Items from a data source
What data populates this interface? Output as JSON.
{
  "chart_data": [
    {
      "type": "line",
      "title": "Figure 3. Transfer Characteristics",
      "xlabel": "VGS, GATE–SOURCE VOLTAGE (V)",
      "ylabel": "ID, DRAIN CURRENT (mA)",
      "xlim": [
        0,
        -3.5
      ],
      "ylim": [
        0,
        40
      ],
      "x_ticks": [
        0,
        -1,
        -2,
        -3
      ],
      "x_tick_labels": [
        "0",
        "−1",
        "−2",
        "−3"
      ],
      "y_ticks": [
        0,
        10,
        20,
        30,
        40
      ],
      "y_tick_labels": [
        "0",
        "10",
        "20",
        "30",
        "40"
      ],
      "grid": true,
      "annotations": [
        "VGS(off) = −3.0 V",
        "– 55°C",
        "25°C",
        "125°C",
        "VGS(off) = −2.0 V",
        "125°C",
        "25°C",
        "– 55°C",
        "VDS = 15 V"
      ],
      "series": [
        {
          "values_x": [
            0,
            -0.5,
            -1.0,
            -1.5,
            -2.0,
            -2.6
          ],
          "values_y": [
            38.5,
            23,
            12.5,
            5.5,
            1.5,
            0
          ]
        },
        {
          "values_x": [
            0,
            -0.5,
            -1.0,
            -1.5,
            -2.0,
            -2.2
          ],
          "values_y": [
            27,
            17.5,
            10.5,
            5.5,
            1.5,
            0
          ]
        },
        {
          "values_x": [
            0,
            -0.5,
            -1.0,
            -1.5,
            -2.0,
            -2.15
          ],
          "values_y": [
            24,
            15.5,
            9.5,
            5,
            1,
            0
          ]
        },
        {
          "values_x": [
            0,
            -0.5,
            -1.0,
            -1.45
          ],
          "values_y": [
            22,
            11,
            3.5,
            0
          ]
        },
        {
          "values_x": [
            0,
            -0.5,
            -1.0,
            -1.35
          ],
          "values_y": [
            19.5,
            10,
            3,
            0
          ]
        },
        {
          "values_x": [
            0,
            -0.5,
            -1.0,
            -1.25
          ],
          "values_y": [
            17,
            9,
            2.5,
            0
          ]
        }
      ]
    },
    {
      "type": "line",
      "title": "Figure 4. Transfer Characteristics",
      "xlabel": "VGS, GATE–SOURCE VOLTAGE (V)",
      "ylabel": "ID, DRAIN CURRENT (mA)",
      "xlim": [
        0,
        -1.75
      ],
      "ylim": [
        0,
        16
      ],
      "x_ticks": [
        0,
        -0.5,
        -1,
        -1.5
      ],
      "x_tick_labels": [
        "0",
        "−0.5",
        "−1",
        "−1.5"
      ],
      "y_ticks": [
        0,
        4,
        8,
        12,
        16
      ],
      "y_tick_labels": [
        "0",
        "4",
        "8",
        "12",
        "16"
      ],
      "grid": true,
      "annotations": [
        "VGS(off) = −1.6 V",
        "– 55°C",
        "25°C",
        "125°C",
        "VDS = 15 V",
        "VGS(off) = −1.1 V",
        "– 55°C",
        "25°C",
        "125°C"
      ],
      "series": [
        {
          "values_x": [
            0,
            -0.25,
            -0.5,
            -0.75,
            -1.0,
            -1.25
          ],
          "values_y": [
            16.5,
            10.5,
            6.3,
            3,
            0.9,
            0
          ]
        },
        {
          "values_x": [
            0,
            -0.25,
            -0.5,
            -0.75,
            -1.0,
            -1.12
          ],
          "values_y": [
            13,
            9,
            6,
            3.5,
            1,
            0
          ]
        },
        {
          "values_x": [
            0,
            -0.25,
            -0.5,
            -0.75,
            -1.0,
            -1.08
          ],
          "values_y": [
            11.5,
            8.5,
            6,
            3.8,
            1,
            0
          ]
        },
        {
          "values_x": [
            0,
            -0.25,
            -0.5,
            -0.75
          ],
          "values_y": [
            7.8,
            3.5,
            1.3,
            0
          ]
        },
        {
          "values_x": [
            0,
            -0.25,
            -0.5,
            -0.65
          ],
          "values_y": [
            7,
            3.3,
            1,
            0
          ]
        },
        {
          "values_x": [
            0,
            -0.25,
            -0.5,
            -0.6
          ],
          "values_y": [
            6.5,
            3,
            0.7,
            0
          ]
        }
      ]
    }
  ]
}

- _Work to do_: From the material above, copy each line that includes the word "Figure".

- _Final result_:
      "title": "Figure 3. Transfer Characteristics",
      "title": "Figure 4. Transfer Characteristics",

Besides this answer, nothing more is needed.